CHALLENGE » Copy every line, leaving nothing out and adding nothing.

DATA SUPPLIED »
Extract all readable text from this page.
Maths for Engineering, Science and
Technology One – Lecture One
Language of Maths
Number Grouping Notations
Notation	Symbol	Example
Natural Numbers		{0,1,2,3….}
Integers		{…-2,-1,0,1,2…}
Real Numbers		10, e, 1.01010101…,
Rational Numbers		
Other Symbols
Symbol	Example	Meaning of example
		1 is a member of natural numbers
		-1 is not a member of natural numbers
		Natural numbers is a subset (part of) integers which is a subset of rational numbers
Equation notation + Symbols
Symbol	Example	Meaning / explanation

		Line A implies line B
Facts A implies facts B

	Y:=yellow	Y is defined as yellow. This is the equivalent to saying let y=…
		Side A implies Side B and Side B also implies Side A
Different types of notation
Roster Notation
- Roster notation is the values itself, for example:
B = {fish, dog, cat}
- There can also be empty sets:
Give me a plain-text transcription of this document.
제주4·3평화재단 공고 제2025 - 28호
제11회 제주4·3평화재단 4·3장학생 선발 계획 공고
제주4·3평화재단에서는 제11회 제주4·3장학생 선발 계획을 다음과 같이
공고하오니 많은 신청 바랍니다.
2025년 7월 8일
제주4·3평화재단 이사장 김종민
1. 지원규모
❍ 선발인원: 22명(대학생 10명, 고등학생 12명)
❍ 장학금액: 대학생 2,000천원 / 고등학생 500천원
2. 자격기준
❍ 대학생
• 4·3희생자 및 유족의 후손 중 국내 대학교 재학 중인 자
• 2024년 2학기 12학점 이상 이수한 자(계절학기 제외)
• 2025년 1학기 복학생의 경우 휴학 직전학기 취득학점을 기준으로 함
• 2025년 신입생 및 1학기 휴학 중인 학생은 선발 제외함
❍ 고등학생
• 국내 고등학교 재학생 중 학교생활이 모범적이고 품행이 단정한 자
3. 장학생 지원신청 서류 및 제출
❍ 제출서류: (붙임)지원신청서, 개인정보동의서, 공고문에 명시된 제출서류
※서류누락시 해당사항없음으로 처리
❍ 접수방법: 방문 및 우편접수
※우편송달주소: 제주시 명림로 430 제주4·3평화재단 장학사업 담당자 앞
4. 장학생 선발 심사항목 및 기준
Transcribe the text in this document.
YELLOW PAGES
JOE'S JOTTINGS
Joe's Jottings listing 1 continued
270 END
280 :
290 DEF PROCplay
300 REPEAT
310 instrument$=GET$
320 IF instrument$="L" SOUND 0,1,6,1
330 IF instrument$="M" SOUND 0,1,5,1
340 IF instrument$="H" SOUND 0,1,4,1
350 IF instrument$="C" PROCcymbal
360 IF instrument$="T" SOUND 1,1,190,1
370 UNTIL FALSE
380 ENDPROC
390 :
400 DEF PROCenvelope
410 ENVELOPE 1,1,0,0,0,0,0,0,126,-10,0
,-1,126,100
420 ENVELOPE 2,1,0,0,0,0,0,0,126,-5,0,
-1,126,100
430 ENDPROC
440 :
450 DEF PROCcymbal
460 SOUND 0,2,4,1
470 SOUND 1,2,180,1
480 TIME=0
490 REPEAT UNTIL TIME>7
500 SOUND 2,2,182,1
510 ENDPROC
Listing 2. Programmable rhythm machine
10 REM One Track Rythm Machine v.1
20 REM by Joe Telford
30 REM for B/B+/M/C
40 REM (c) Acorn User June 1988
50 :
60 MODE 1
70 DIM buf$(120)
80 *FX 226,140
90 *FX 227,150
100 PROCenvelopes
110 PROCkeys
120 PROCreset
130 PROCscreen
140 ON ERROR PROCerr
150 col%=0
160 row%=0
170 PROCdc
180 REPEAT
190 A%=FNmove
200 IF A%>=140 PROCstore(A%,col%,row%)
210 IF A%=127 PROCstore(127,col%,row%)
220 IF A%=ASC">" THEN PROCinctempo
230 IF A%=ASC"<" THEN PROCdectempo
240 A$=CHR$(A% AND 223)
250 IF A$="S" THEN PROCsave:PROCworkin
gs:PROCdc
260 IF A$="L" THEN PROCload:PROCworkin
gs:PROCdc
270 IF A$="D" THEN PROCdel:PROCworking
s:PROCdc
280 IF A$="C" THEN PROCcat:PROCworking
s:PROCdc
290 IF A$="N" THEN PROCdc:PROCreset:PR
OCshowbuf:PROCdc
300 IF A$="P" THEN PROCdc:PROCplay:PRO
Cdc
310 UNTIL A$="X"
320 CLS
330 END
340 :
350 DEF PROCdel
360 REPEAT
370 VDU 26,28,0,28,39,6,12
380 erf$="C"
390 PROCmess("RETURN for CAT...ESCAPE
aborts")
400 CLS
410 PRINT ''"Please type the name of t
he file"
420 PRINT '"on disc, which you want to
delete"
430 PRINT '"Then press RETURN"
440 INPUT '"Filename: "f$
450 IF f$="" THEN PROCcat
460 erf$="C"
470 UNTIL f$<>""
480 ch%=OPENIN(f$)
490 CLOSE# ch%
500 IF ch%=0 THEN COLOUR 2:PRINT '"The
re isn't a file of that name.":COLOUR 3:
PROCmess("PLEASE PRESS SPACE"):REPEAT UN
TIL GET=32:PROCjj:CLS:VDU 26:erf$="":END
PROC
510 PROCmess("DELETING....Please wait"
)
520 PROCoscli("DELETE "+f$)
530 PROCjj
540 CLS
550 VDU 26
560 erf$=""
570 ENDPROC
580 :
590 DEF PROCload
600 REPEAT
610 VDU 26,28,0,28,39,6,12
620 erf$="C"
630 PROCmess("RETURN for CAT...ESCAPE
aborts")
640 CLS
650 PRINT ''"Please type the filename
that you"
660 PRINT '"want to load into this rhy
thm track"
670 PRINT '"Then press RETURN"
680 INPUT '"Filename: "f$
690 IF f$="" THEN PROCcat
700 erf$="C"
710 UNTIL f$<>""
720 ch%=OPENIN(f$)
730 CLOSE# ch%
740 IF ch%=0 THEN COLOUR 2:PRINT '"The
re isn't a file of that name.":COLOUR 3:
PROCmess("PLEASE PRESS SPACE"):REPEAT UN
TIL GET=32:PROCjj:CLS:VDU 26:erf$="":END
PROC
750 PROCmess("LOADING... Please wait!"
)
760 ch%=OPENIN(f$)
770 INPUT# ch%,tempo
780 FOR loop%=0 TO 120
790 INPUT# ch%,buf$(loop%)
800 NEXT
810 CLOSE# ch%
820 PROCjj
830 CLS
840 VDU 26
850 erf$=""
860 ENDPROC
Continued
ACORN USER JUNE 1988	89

OUTPUT »
Extract all readable text from this page.
Maths for Engineering, Science and
Technology One – Lecture One
Language of Maths
Number Grouping Notations
Notation	Symbol	Example
Natural Numbers		{0,1,2,3….}
Integers		{…-2,-1,0,1,2…}
Real Numbers		10, e, 1.01010101…,
Rational Numbers		
Other Symbols
Symbol	Example	Meaning of example
		1 is a member of natural numbers
		-1 is not a member of natural numbers
		Natural numbers is a subset (part of) integers which is a subset of rational numbers
Equation notation + Symbols
Symbol	Example	Meaning / explanation

		Line A implies line B
Facts A implies facts B

	Y:=yellow	Y is defined as yellow. This is the equivalent to saying let y=…
		Side A implies Side B and Side B also implies Side A
Different types of notation
Roster Notation
- Roster notation is the values itself, for example:
B = {fish, dog, cat}
- There can also be empty sets:
Give me a plain-text transcription of this document.
제주4·3평화재단 공고 제2025 - 28호
제11회 제주4·3평화재단 4·3장학생 선발 계획 공고
제주4·3평화재단에서는 제11회 제주4·3장학생 선발 계획을 다음과 같이
공고하오니 많은 신청 바랍니다.
2025년 7월 8일
제주4·3평화재단 이사장 김종민
1. 지원규모
❍ 선발인원: 22명(대학생 10명, 고등학생 12명)
❍ 장학금액: 대학생 2,000천원 / 고등학생 500천원
2. 자격기준
❍ 대학생
• 4·3희생자 및 유족의 후손 중 국내 대학교 재학 중인 자
• 2024년 2학기 12학점 이상 이수한 자(계절학기 제외)
• 2025년 1학기 복학생의 경우 휴학 직전학기 취득학점을 기준으로 함
• 2025년 신입생 및 1학기 휴학 중인 학생은 선발 제외함
❍ 고등학생
• 국내 고등학교 재학생 중 학교생활이 모범적이고 품행이 단정한 자
3. 장학생 지원신청 서류 및 제출
❍ 제출서류: (붙임)지원신청서, 개인정보동의서, 공고문에 명시된 제출서류
※서류누락시 해당사항없음으로 처리
❍ 접수방법: 방문 및 우편접수
※우편송달주소: 제주시 명림로 430 제주4·3평화재단 장학사업 담당자 앞
4. 장학생 선발 심사항목 및 기준
Transcribe the text in this document.
YELLOW PAGES
JOE'S JOTTINGS
Joe's Jottings listing 1 continued
270 END
280 :
290 DEF PROCplay
300 REPEAT
310 instrument$=GET$
320 IF instrument$="L" SOUND 0,1,6,1
330 IF instrument$="M" SOUND 0,1,5,1
340 IF instrument$="H" SOUND 0,1,4,1
350 IF instrument$="C" PROCcymbal
360 IF instrument$="T" SOUND 1,1,190,1
370 UNTIL FALSE
380 ENDPROC
390 :
400 DEF PROCenvelope
410 ENVELOPE 1,1,0,0,0,0,0,0,126,-10,0
,-1,126,100
420 ENVELOPE 2,1,0,0,0,0,0,0,126,-5,0,
-1,126,100
430 ENDPROC
440 :
450 DEF PROCcymbal
460 SOUND 0,2,4,1
470 SOUND 1,2,180,1
480 TIME=0
490 REPEAT UNTIL TIME>7
500 SOUND 2,2,182,1
510 ENDPROC
Listing 2. Programmable rhythm machine
10 REM One Track Rythm Machine v.1
20 REM by Joe Telford
30 REM for B/B+/M/C
40 REM (c) Acorn User June 1988
50 :
60 MODE 1
70 DIM buf$(120)
80 *FX 226,140
90 *FX 227,150
100 PROCenvelopes
110 PROCkeys
120 PROCreset
130 PROCscreen
140 ON ERROR PROCerr
150 col%=0
160 row%=0
170 PROCdc
180 REPEAT
190 A%=FNmove
200 IF A%>=140 PROCstore(A%,col%,row%)
210 IF A%=127 PROCstore(127,col%,row%)
220 IF A%=ASC">" THEN PROCinctempo
230 IF A%=ASC"<" THEN PROCdectempo
240 A$=CHR$(A% AND 223)
250 IF A$="S" THEN PROCsave:PROCworkin
gs:PROCdc
260 IF A$="L" THEN PROCload:PROCworkin
gs:PROCdc
270 IF A$="D" THEN PROCdel:PROCworking
s:PROCdc
280 IF A$="C" THEN PROCcat:PROCworking
s:PROCdc
290 IF A$="N" THEN PROCdc:PROCreset:PR
OCshowbuf:PROCdc
300 IF A$="P" THEN PROCdc:PROCplay:PRO
Cdc
310 UNTIL A$="X"
320 CLS
330 END
340 :
350 DEF PROCdel
360 REPEAT
370 VDU 26,28,0,28,39,6,12
380 erf$="C"
390 PROCmess("RETURN for CAT...ESCAPE
aborts")
400 CLS
410 PRINT ''"Please type the name of t
he file"
420 PRINT '"on disc, which you want to
delete"
430 PRINT '"Then press RETURN"
440 INPUT '"Filename: "f$
450 IF f$="" THEN PROCcat
460 erf$="C"
470 UNTIL f$<>""
480 ch%=OPENIN(f$)
490 CLOSE# ch%
500 IF ch%=0 THEN COLOUR 2:PRINT '"The
re isn't a file of that name.":COLOUR 3:
PROCmess("PLEASE PRESS SPACE"):REPEAT UN
TIL GET=32:PROCjj:CLS:VDU 26:erf$="":END
PROC
510 PROCmess("DELETING....Please wait"
)
520 PROCoscli("DELETE "+f$)
530 PROCjj
540 CLS
550 VDU 26
560 erf$=""
570 ENDPROC
580 :
590 DEF PROCload
600 REPEAT
610 VDU 26,28,0,28,39,6,12
620 erf$="C"
630 PROCmess("RETURN for CAT...ESCAPE
aborts")
640 CLS
650 PRINT ''"Please type the filename
that you"
660 PRINT '"want to load into this rhy
thm track"
670 PRINT '"Then press RETURN"
680 INPUT '"Filename: "f$
690 IF f$="" THEN PROCcat
700 erf$="C"
710 UNTIL f$<>""
720 ch%=OPENIN(f$)
730 CLOSE# ch%
740 IF ch%=0 THEN COLOUR 2:PRINT '"The
re isn't a file of that name.":COLOUR 3:
PROCmess("PLEASE PRESS SPACE"):REPEAT UN
TIL GET=32:PROCjj:CLS:VDU 26:erf$="":END
PROC
750 PROCmess("LOADING... Please wait!"
)
760 ch%=OPENIN(f$)
770 INPUT# ch%,tempo
780 FOR loop%=0 TO 120
790 INPUT# ch%,buf$(loop%)
800 NEXT
810 CLOSE# ch%
820 PROCjj
830 CLS
840 VDU 26
850 erf$=""
860 ENDPROC
Continued
ACORN USER JUNE 1988	89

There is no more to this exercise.